** Exercise aim **
Without the pictures, copy all the entries below exactly.

** Records provided **
......

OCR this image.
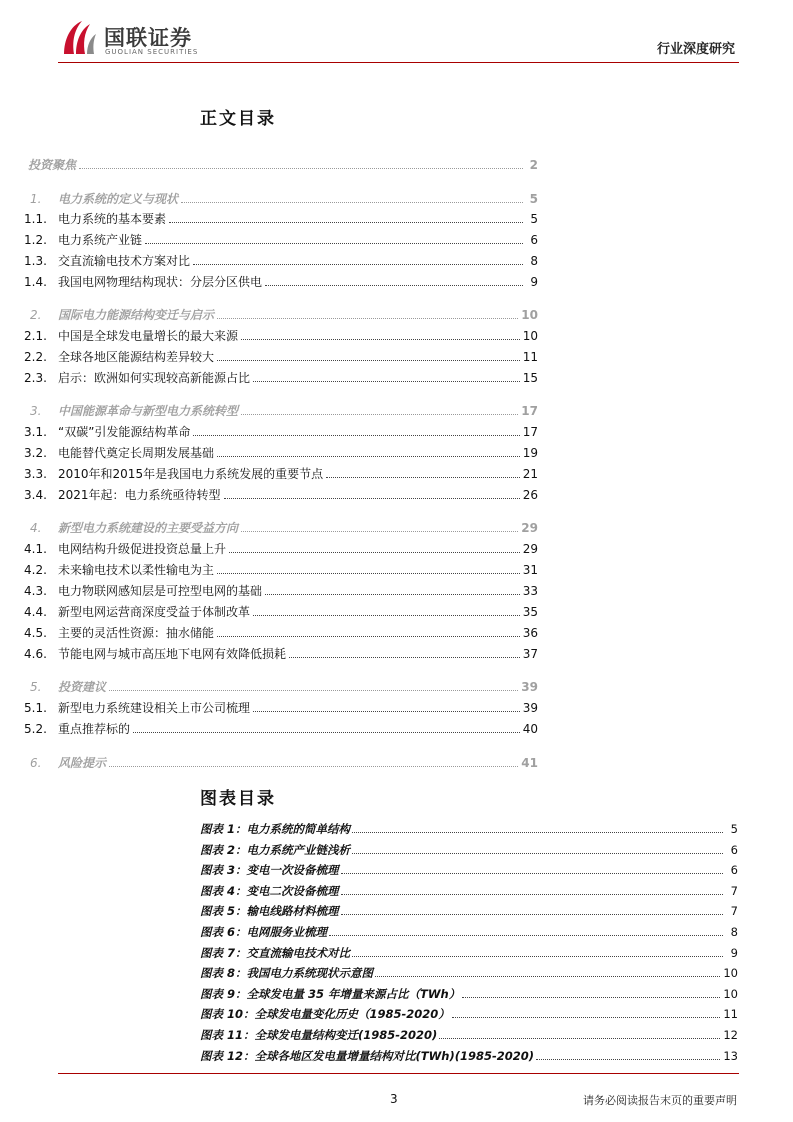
国联证券
GUOLIAN SECURITIES	行业深度研究
正文目录
投资聚焦	2
1.	电力系统的定义与现状	5
1.1. 电力系统的基本要素	5
1.2. 电力系统产业链	6
1.3. 交直流输电技术方案对比	8
1.4. 我国电网物理结构现状：分层分区供电	9
2.	国际电力能源结构变迁与启示	10
2.1. 中国是全球发电量增长的最大来源	10
2.2. 全球各地区能源结构差异较大	11
2.3. 启示：欧洲如何实现较高新能源占比	15
3.	中国能源革命与新型电力系统转型	17
3.1. “双碳”引发能源结构革命	17
3.2. 电能替代奠定长周期发展基础	19
3.3. 2010年和2015年是我国电力系统发展的重要节点	21
3.4. 2021年起：电力系统亟待转型	26
4.	新型电力系统建设的主要受益方向	29
4.1. 电网结构升级促进投资总量上升	29
4.2. 未来输电技术以柔性输电为主	31
4.3. 电力物联网感知层是可控型电网的基础	33
4.4. 新型电网运营商深度受益于体制改革	35
4.5. 主要的灵活性资源：抽水储能	36
4.6. 节能电网与城市高压地下电网有效降低损耗	37
5.	投资建议	39
5.1. 新型电力系统建设相关上市公司梳理	39
5.2. 重点推荐标的	40
6.	风险提示	41
图表目录
图表 1：电力系统的简单结构	5
图表 2：电力系统产业链浅析	6
图表 3：变电一次设备梳理	6
图表 4：变电二次设备梳理	7
图表 5：输电线路材料梳理	7
图表 6：电网服务业梳理	8
图表 7：交直流输电技术对比	9
图表 8：我国电力系统现状示意图	10
图表 9：全球发电量 35 年增量来源占比（TWh）	10
图表 10：全球发电量变化历史（1985-2020）	11
图表 11：全球发电量结构变迁(1985-2020)	12
图表 12：全球各地区发电量增量结构对比(TWh)(1985-2020)	13
3	请务必阅读报告末页的重要声明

......

** Right answer **
OCR this image.
国联证券
GUOLIAN SECURITIES	行业深度研究
正文目录
投资聚焦	2
1.	电力系统的定义与现状	5
1.1. 电力系统的基本要素	5
1.2. 电力系统产业链	6
1.3. 交直流输电技术方案对比	8
1.4. 我国电网物理结构现状：分层分区供电	9
2.	国际电力能源结构变迁与启示	10
2.1. 中国是全球发电量增长的最大来源	10
2.2. 全球各地区能源结构差异较大	11
2.3. 启示：欧洲如何实现较高新能源占比	15
3.	中国能源革命与新型电力系统转型	17
3.1. “双碳”引发能源结构革命	17
3.2. 电能替代奠定长周期发展基础	19
3.3. 2010年和2015年是我国电力系统发展的重要节点	21
3.4. 2021年起：电力系统亟待转型	26
4.	新型电力系统建设的主要受益方向	29
4.1. 电网结构升级促进投资总量上升	29
4.2. 未来输电技术以柔性输电为主	31
4.3. 电力物联网感知层是可控型电网的基础	33
4.4. 新型电网运营商深度受益于体制改革	35
4.5. 主要的灵活性资源：抽水储能	36
4.6. 节能电网与城市高压地下电网有效降低损耗	37
5.	投资建议	39
5.1. 新型电力系统建设相关上市公司梳理	39
5.2. 重点推荐标的	40
6.	风险提示	41
图表目录
图表 1：电力系统的简单结构	5
图表 2：电力系统产业链浅析	6
图表 3：变电一次设备梳理	6
图表 4：变电二次设备梳理	7
图表 5：输电线路材料梳理	7
图表 6：电网服务业梳理	8
图表 7：交直流输电技术对比	9
图表 8：我国电力系统现状示意图	10
图表 9：全球发电量 35 年增量来源占比（TWh）	10
图表 10：全球发电量变化历史（1985-2020）	11
图表 11：全球发电量结构变迁(1985-2020)	12
图表 12：全球各地区发电量增量结构对比(TWh)(1985-2020)	13
3	请务必阅读报告末页的重要声明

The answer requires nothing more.